__Record extracts__
────────────────────
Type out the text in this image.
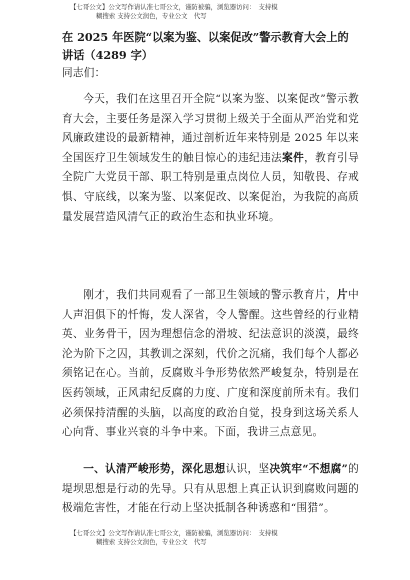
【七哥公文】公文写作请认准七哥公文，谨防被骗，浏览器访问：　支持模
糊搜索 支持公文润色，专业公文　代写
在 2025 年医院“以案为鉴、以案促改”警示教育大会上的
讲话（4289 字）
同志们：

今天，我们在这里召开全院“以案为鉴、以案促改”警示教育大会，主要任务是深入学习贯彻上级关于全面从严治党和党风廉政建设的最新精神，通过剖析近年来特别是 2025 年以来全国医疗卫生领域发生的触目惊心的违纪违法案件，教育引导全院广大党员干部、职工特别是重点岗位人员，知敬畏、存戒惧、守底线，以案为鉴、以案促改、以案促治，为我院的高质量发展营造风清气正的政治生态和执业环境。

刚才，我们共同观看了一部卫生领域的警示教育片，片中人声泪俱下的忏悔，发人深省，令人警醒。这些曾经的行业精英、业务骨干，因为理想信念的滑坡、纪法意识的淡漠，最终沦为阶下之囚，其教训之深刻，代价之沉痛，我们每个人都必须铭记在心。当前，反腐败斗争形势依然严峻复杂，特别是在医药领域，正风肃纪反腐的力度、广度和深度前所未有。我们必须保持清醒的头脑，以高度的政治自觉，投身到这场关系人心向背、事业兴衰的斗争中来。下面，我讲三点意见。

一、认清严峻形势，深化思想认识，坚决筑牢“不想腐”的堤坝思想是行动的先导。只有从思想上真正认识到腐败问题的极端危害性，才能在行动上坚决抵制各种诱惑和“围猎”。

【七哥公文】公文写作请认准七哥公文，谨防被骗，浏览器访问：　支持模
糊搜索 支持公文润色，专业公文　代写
────────────────────
__Exercise objective__
Isolate the lines that hold the word "以案为鉴" and copy all of them.

__Full solution__
在 2025 年医院“以案为鉴、以案促改”警示教育大会上的
今天，我们在这里召开全院“以案为鉴、以案促改”警示教育大会，主要任务是深入学习贯彻上级关于全面从严治党和党风廉政建设的最新精神，通过剖析近年来特别是 2025 年以来全国医疗卫生领域发生的触目惊心的违纪违法案件，教育引导全院广大党员干部、职工特别是重点岗位人员，知敬畏、存戒惧、守底线，以案为鉴、以案促改、以案促治，为我院的高质量发展营造风清气正的政治生态和执业环境。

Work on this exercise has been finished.